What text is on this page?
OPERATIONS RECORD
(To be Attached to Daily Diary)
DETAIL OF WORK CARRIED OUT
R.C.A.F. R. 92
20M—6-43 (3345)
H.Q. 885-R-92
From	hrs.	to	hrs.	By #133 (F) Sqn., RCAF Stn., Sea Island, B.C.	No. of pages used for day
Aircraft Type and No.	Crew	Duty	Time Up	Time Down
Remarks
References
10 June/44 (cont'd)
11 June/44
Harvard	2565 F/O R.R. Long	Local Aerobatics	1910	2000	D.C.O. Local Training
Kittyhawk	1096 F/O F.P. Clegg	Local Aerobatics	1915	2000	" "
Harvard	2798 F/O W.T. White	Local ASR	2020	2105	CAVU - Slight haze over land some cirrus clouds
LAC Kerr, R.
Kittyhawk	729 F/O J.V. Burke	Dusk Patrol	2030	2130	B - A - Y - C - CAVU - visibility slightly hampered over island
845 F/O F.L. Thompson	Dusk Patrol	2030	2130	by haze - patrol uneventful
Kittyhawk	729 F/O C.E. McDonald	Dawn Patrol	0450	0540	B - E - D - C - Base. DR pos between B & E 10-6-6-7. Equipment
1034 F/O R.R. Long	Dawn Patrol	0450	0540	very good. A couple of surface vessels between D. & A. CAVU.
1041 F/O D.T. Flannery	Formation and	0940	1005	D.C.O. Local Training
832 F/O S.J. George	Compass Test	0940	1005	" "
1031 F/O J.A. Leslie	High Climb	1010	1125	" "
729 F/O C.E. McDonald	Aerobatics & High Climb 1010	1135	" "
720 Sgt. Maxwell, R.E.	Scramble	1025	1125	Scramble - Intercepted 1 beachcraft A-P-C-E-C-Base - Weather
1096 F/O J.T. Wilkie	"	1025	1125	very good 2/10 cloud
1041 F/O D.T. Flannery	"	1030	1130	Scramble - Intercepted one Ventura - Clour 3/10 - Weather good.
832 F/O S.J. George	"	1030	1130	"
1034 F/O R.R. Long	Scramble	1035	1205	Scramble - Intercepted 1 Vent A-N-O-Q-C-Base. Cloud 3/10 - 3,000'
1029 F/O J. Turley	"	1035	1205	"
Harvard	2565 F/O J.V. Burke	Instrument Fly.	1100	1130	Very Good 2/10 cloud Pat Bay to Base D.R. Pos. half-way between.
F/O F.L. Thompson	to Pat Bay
+ + + + +
- [Instructions to follow]
Copy all lines of the listing above that contain the string "Training".

- [Answer to this task]
Harvard	2565 F/O R.R. Long	Local Aerobatics	1910	2000	D.C.O. Local Training
1041 F/O D.T. Flannery	Formation and	0940	1005	D.C.O. Local Training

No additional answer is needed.